-- GIVEN REQUEST --
Within the records below, find each line that holds the string "Graduation", then copy it.

┌─ AVAILABLE RECORDS

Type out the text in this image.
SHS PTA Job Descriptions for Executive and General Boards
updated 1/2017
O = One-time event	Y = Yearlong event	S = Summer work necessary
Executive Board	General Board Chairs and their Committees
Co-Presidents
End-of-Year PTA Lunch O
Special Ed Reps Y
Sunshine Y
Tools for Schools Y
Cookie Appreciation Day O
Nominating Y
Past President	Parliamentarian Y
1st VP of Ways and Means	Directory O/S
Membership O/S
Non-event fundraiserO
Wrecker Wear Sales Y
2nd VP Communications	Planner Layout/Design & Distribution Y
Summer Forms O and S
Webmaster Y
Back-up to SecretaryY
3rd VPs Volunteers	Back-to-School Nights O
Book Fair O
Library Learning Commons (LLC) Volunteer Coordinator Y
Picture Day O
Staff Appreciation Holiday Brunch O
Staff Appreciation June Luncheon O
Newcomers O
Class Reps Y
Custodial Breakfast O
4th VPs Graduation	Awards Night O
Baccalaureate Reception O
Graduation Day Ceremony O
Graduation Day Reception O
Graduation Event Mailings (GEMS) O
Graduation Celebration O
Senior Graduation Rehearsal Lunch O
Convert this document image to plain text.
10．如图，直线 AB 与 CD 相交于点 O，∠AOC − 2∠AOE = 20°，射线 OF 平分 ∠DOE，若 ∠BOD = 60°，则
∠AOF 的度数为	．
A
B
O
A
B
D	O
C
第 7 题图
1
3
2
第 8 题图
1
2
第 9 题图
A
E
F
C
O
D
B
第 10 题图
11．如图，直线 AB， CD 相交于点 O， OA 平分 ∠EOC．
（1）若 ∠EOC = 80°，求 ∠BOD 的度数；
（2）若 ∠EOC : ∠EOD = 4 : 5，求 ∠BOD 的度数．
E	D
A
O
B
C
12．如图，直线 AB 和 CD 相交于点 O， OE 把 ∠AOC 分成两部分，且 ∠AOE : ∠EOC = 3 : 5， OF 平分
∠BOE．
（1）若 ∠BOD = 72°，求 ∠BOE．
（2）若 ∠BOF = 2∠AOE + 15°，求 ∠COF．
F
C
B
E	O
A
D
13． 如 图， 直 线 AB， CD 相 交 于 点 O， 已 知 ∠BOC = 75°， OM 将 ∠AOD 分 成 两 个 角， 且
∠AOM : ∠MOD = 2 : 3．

└─

-- RESPONSE TO THIS TASK --
4th VPs Graduation	Awards Night O
Graduation Day Ceremony O
Graduation Day Reception O
Graduation Event Mailings (GEMS) O
Graduation Celebration O
Senior Graduation Rehearsal Lunch O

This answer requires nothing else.